(Dataset excerpt)
# # # # #
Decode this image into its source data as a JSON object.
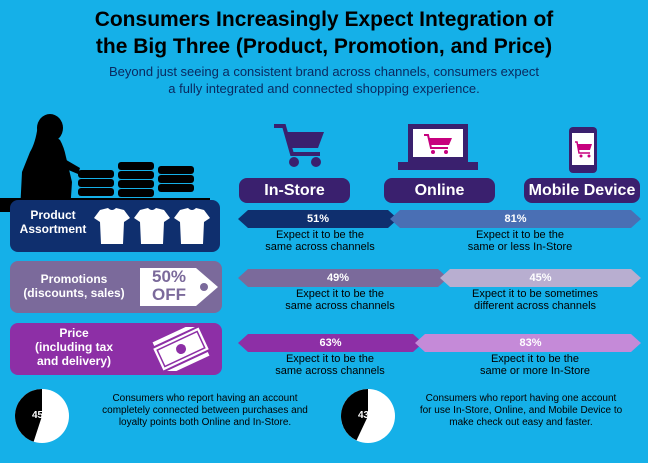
{
  "title_line1": "Consumers Increasingly Expect Integration of",
  "title_line2": "the Big Three (Product, Promotion, and Price)",
  "subtitle_line1": "Beyond just seeing a consistent brand across channels, consumers expect",
  "subtitle_line2": "a fully integrated and connected shopping experience.",
  "channels": [
    "In-Store",
    "Online",
    "Mobile Device"
  ],
  "rows": [
    {
      "label_lines": [
        "Product",
        "Assortment"
      ],
      "left_pct": "51%",
      "right_pct": "81%",
      "left_desc": [
        "Expect it to be the",
        "same across channels"
      ],
      "right_desc": [
        "Expect it to be the",
        "same or less In-Store"
      ]
    },
    {
      "label_lines": [
        "Promotions",
        "(discounts, sales)"
      ],
      "badge_line1": "50%",
      "badge_line2": "OFF",
      "left_pct": "49%",
      "right_pct": "45%",
      "left_desc": [
        "Expect it to be the",
        "same across channels"
      ],
      "right_desc": [
        "Expect it to be sometimes",
        "different across channels"
      ]
    },
    {
      "label_lines": [
        "Price",
        "(including tax",
        "and delivery)"
      ],
      "left_pct": "63%",
      "right_pct": "83%",
      "left_desc": [
        "Expect it to be the",
        "same across channels"
      ],
      "right_desc": [
        "Expect it to be the",
        "same or more In-Store"
      ]
    }
  ],
  "notes": [
    {
      "pct": "45%",
      "value": 45,
      "lines": [
        "Consumers who report having an account",
        "completely connected between purchases and",
        "loyalty points both Online and In-Store."
      ]
    },
    {
      "pct": "43%",
      "value": 43,
      "lines": [
        "Consumers who report having one account",
        "for use In-Store, Online, and Mobile Device to",
        "make check out easy and faster."
      ]
    }
  ],
  "colors": {
    "background": "#15b0e8",
    "row1": "#0f2f6e",
    "row2": "#7b6a9b",
    "row3": "#8d2fa6",
    "row1_light": "#4a6fb4",
    "row2_light": "#b8aed0",
    "row3_light": "#c58ad8",
    "channel": "#3a206e"
  },
  "icons": [
    "woman-shopper-icon",
    "shopping-cart-icon",
    "laptop-cart-icon",
    "mobile-cart-icon",
    "tshirt-icon",
    "price-tag-icon",
    "money-icon"
  ]
}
# # # # #
Aim of the task:
Quote the full listing above word for word; exclude every picture from the copy.

The result:
Decode this image into its source data as a JSON object.
{
  "title_line1": "Consumers Increasingly Expect Integration of",
  "title_line2": "the Big Three (Product, Promotion, and Price)",
  "subtitle_line1": "Beyond just seeing a consistent brand across channels, consumers expect",
  "subtitle_line2": "a fully integrated and connected shopping experience.",
  "channels": [
    "In-Store",
    "Online",
    "Mobile Device"
  ],
  "rows": [
    {
      "label_lines": [
        "Product",
        "Assortment"
      ],
      "left_pct": "51%",
      "right_pct": "81%",
      "left_desc": [
        "Expect it to be the",
        "same across channels"
      ],
      "right_desc": [
        "Expect it to be the",
        "same or less In-Store"
      ]
    },
    {
      "label_lines": [
        "Promotions",
        "(discounts, sales)"
      ],
      "badge_line1": "50%",
      "badge_line2": "OFF",
      "left_pct": "49%",
      "right_pct": "45%",
      "left_desc": [
        "Expect it to be the",
        "same across channels"
      ],
      "right_desc": [
        "Expect it to be sometimes",
        "different across channels"
      ]
    },
    {
      "label_lines": [
        "Price",
        "(including tax",
        "and delivery)"
      ],
      "left_pct": "63%",
      "right_pct": "83%",
      "left_desc": [
        "Expect it to be the",
        "same across channels"
      ],
      "right_desc": [
        "Expect it to be the",
        "same or more In-Store"
      ]
    }
  ],
  "notes": [
    {
      "pct": "45%",
      "value": 45,
      "lines": [
        "Consumers who report having an account",
        "completely connected between purchases and",
        "loyalty points both Online and In-Store."
      ]
    },
    {
      "pct": "43%",
      "value": 43,
      "lines": [
        "Consumers who report having one account",
        "for use In-Store, Online, and Mobile Device to",
        "make check out easy and faster."
      ]
    }
  ],
  "colors": {
    "background": "#15b0e8",
    "row1": "#0f2f6e",
    "row2": "#7b6a9b",
    "row3": "#8d2fa6",
    "row1_light": "#4a6fb4",
    "row2_light": "#b8aed0",
    "row3_light": "#c58ad8",
    "channel": "#3a206e"
  },
  "icons": [
    "woman-shopper-icon",
    "shopping-cart-icon",
    "laptop-cart-icon",
    "mobile-cart-icon",
    "tshirt-icon",
    "price-tag-icon",
    "money-icon"
  ]
}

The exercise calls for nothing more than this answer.